■ **EXERCISE BRIEF**:
Collect all lines from the records below that include the word "this".

============================================================

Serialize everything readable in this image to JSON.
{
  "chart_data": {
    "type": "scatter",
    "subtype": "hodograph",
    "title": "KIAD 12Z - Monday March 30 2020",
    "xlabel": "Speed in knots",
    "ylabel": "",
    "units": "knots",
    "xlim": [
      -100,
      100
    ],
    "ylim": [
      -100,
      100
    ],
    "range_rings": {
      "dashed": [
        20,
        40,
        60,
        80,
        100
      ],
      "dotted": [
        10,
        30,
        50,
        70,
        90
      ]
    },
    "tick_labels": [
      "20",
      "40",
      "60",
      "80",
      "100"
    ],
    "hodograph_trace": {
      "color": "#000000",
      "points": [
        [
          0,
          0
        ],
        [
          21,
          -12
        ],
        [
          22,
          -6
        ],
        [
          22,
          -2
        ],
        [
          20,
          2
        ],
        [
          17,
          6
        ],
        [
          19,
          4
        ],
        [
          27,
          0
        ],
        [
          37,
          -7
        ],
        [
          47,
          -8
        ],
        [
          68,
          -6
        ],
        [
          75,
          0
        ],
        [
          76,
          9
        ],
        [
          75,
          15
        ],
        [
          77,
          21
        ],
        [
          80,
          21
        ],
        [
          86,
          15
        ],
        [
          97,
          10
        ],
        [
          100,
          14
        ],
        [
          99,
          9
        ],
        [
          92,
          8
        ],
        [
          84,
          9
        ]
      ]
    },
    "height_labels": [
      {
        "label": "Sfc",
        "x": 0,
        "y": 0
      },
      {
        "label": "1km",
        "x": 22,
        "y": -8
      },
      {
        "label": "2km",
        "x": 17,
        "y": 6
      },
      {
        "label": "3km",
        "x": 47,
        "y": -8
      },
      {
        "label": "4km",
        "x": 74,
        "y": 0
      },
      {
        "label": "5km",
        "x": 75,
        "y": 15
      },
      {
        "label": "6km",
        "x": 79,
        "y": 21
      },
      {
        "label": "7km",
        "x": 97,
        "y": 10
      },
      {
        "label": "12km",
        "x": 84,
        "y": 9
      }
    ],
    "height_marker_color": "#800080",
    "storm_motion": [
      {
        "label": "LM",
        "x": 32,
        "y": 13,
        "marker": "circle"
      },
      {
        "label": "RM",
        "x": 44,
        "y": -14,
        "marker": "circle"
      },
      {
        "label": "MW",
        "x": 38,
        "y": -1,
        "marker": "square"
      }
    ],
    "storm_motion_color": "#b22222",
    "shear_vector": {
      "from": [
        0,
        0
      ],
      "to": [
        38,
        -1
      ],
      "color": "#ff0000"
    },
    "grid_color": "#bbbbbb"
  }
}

============================================================

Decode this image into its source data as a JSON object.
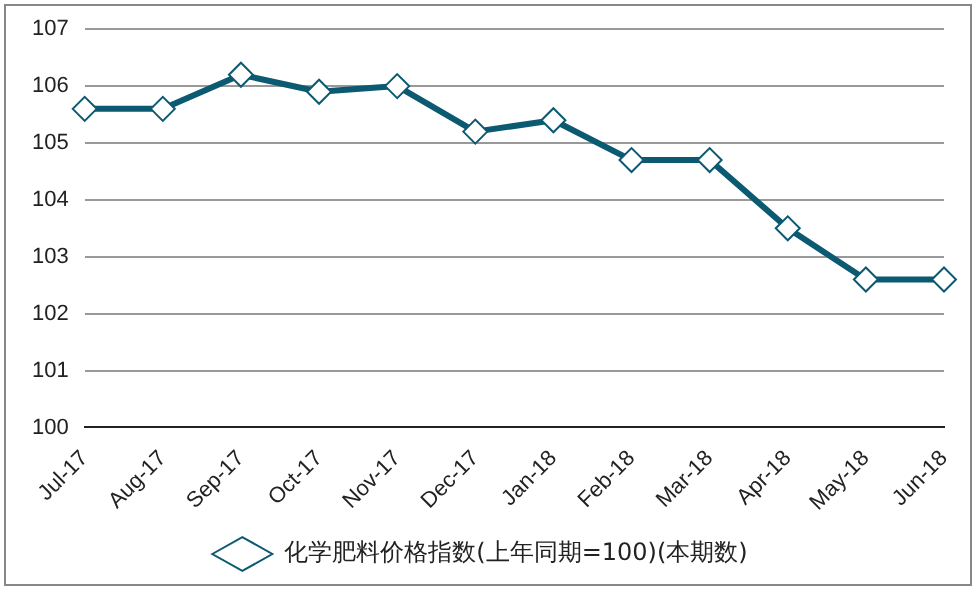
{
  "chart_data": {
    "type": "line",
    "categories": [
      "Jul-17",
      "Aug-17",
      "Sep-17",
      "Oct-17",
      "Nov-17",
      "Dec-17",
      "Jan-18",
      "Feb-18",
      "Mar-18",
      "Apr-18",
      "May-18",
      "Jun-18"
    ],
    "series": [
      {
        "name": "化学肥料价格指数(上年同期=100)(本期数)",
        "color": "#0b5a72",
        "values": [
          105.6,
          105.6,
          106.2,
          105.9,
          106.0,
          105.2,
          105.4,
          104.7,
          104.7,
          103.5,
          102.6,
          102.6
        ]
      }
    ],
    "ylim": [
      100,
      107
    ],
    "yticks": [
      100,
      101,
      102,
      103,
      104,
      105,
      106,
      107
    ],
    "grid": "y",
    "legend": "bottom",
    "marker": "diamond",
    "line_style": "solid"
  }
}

============================================================

■ **OUTPUT OF THE TASK**:
Serialize everything readable in this image to JSON.
Decode this image into its source data as a JSON object.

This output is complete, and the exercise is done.